L’auteur puise ici à même ses souvenirs : il se remémore cette notion développée par Raymond Aron dans son livre Dix-huit leçons sur la société industrielle (Folio, 1962) au sein duquel ce dernier reprenait les exposés magistraux tenus lors de ses séances et qu’il avait lus pendant ses études supérieures en France. Sept leçons constitue ainsi, en quelque sorte, le « testament académique » de l’intellectuel d’origine acadienne, car celui-ci se retirait récemment de l’enseignement universitaire, et vient clore dès lors plus de quarante ans de recherche et de travaux scientifiques entrepris par la publication de La Société civile ou la chimère insaisissable en 1985 (Québec/Amérique).

__DONNÉES FOURNIES__
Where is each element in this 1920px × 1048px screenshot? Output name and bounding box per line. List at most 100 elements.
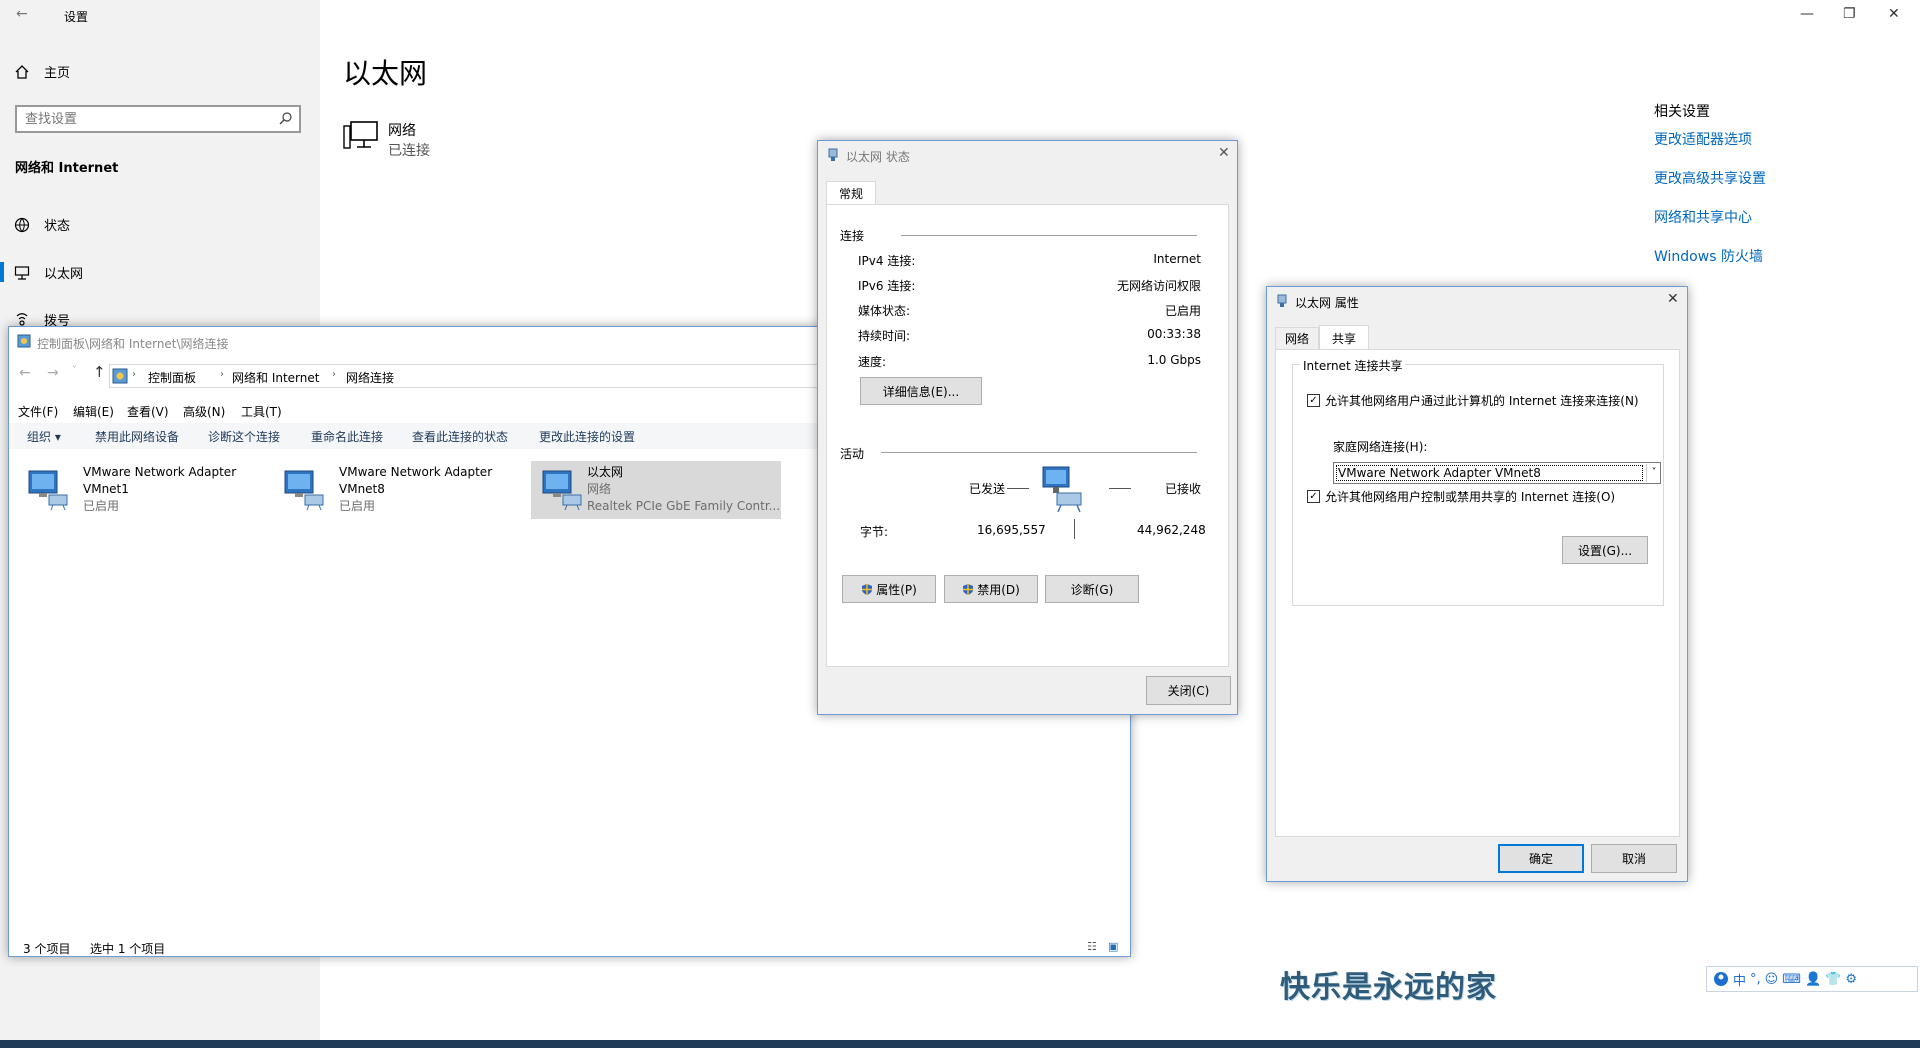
- minimize-icon[interactable]: —: [1800, 6, 1814, 22]
- allow-control-checkbox[interactable]: ✓: [1307, 490, 1320, 503]
- network-connection-status: 已连接: [388, 143, 430, 159]
- cmd-rename[interactable]: 重命名此连接: [311, 428, 383, 445]
- menu-view[interactable]: 查看(V): [127, 403, 169, 420]
- menu-advanced[interactable]: 高级(N): [183, 403, 225, 420]
- adapter-vmnet8[interactable]: VMware Network Adapter VMnet8 已启用: [273, 461, 533, 519]
- chevron-right-icon: ›: [132, 369, 136, 380]
- adapter-name-line2: VMnet8: [339, 482, 385, 496]
- ethernet-connector-icon: [1277, 294, 1287, 308]
- connection-section-header: 连接: [840, 229, 865, 243]
- network-adapter-icon: [541, 467, 585, 511]
- home-connection-select[interactable]: VMware Network Adapter VMnet8 ˅: [1333, 462, 1661, 484]
- nav-item-label: 以太网: [44, 267, 84, 282]
- back-arrow-icon[interactable]: ←: [16, 6, 28, 22]
- ime-toolbar[interactable]: 中 °, ☺ ⌨ 👤 👕 ⚙: [1706, 966, 1918, 992]
- page-title: 以太网: [343, 57, 428, 90]
- related-settings-title: 相关设置: [1654, 104, 1710, 120]
- taskbar[interactable]: [0, 1040, 1920, 1048]
- breadcrumb-control-panel[interactable]: 控制面板: [148, 369, 196, 386]
- disable-button[interactable]: 禁用(D): [944, 575, 1038, 603]
- ime-mode[interactable]: 中: [1733, 970, 1746, 989]
- link-advanced-sharing[interactable]: 更改高级共享设置: [1654, 168, 1766, 188]
- adapter-ethernet[interactable]: 以太网 网络 Realtek PCIe GbE Family Contr...: [531, 461, 781, 519]
- tab-sharing[interactable]: 共享: [1319, 325, 1369, 350]
- home-connection-label: 家庭网络连接(H):: [1333, 440, 1428, 454]
- breadcrumb-network-internet[interactable]: 网络和 Internet: [232, 369, 319, 386]
- adapter-label: 以太网 网络 Realtek PCIe GbE Family Contr...: [587, 464, 780, 515]
- ime-logo-icon: [1713, 971, 1729, 987]
- chevron-down-icon[interactable]: ˅: [1646, 464, 1661, 482]
- divider: [1007, 488, 1029, 489]
- nav-home[interactable]: 主页: [14, 62, 70, 81]
- nav-item-ethernet[interactable]: 以太网: [14, 263, 83, 282]
- cmd-change-settings[interactable]: 更改此连接的设置: [539, 428, 635, 445]
- settings-window-title: 设置: [64, 10, 89, 24]
- close-icon[interactable]: ✕: [1667, 291, 1679, 307]
- breadcrumb-network-connections[interactable]: 网络连接: [346, 369, 394, 386]
- up-icon[interactable]: ↑: [93, 363, 106, 381]
- ok-button[interactable]: 确定: [1498, 844, 1584, 873]
- nav-item-label: 状态: [44, 219, 71, 234]
- recent-dropdown-icon[interactable]: ˅: [72, 365, 77, 376]
- network-adapter-icon: [27, 467, 71, 511]
- nav-selection-indicator: [0, 262, 4, 282]
- home-connection-value: VMware Network Adapter VMnet8: [1338, 466, 1541, 480]
- network-name[interactable]: 网络: [388, 120, 416, 140]
- allow-share-label: 允许其他网络用户通过此计算机的 Internet 连接来连接(N): [1325, 394, 1639, 408]
- nav-home-label: 主页: [44, 66, 71, 81]
- cmd-organize[interactable]: 组织 ▾: [27, 428, 61, 445]
- adapter-network: 网络: [587, 482, 612, 496]
- properties-button-label: 属性(P): [876, 582, 917, 597]
- adapter-vmnet1[interactable]: VMware Network Adapter VMnet1 已启用: [17, 461, 277, 519]
- link-change-adapter-options[interactable]: 更改适配器选项: [1654, 129, 1752, 149]
- ime-skin-icon[interactable]: 👕: [1825, 972, 1841, 987]
- cmd-disable-device[interactable]: 禁用此网络设备: [95, 428, 179, 445]
- adapter-name: VMware Network Adapter: [83, 465, 237, 479]
- search-icon[interactable]: [279, 111, 293, 125]
- adapter-status: 已启用: [83, 499, 120, 513]
- ime-punct[interactable]: °,: [1750, 972, 1761, 987]
- close-button[interactable]: 关闭(C): [1146, 676, 1231, 705]
- media-state-value: 已启用: [1164, 304, 1201, 318]
- link-windows-firewall[interactable]: Windows 防火墙: [1654, 246, 1763, 266]
- search-input[interactable]: [17, 107, 273, 131]
- restore-icon[interactable]: ❐: [1843, 6, 1856, 22]
- ime-emoji-icon[interactable]: ☺: [1765, 972, 1779, 987]
- close-icon[interactable]: ✕: [1888, 6, 1900, 22]
- adapter-name-line2: VMnet1: [83, 482, 129, 496]
- sharing-settings-button[interactable]: 设置(G)...: [1562, 536, 1648, 564]
- speed-value: 1.0 Gbps: [1147, 353, 1201, 367]
- tab-general[interactable]: 常规: [826, 181, 876, 205]
- settings-search-box[interactable]: [15, 105, 301, 133]
- menu-file[interactable]: 文件(F): [18, 403, 58, 420]
- ime-settings-icon[interactable]: ⚙: [1845, 972, 1857, 987]
- ime-user-icon[interactable]: 👤: [1805, 972, 1821, 987]
- large-icons-view-icon[interactable]: ▣: [1108, 940, 1118, 953]
- ipv4-label: IPv4 连接:: [858, 254, 916, 268]
- ethernet-status-dialog: 以太网 状态 ✕ 常规 连接 IPv4 连接: Internet IPv6 连接…: [817, 140, 1238, 715]
- ipv6-value: 无网络访问权限: [1116, 279, 1201, 293]
- close-icon[interactable]: ✕: [1218, 145, 1230, 161]
- bytes-label: 字节:: [860, 525, 889, 539]
- duration-label: 持续时间:: [858, 329, 911, 343]
- ipv6-label: IPv6 连接:: [858, 279, 916, 293]
- back-icon[interactable]: ←: [19, 365, 31, 381]
- diagnose-button[interactable]: 诊断(G): [1045, 575, 1139, 603]
- cancel-button[interactable]: 取消: [1591, 844, 1677, 873]
- allow-share-checkbox[interactable]: ✓: [1307, 394, 1320, 407]
- cmd-view-status[interactable]: 查看此连接的状态: [412, 428, 508, 445]
- cmd-diagnose[interactable]: 诊断这个连接: [208, 428, 280, 445]
- properties-button[interactable]: 属性(P): [842, 575, 936, 603]
- divider: [1109, 488, 1131, 489]
- details-button[interactable]: 详细信息(E)...: [860, 377, 982, 405]
- details-view-icon[interactable]: ☷: [1087, 940, 1097, 953]
- tab-network[interactable]: 网络: [1275, 327, 1319, 349]
- forward-icon[interactable]: →: [47, 365, 59, 381]
- menu-tools[interactable]: 工具(T): [241, 403, 282, 420]
- network-monitor-icon: [343, 120, 379, 152]
- menu-edit[interactable]: 编辑(E): [73, 403, 114, 420]
- link-network-sharing-center[interactable]: 网络和共享中心: [1654, 207, 1752, 227]
- nav-item-status[interactable]: 状态: [14, 215, 70, 234]
- ime-keyboard-icon[interactable]: ⌨: [1782, 972, 1801, 987]
- sent-label: 已发送: [969, 482, 1006, 496]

__CONSIGNE ÉCRITE__
Recopiez fidèlement le passage de l’extrait qui va de « L’auteur puise ici » à « en 1985 (Québec/Amérique). », ces deux segments compris.

__RÉPONSE ATTENDUE__
L’auteur puise ici à même ses souvenirs : il se remémore cette notion développée par Raymond Aron dans son livre Dix-huit leçons sur la société industrielle (Folio, 1962) au sein duquel ce dernier reprenait les exposés magistraux tenus lors de ses séances et qu’il avait lus pendant ses études supérieures en France. Sept leçons constitue ainsi, en quelque sorte, le « testament académique » de l’intellectuel d’origine acadienne, car celui-ci se retirait récemment de l’enseignement universitaire, et vient clore dès lors plus de quarante ans de recherche et de travaux scientifiques entrepris par la publication de La Société civile ou la chimère insaisissable en 1985 (Québec/Amérique).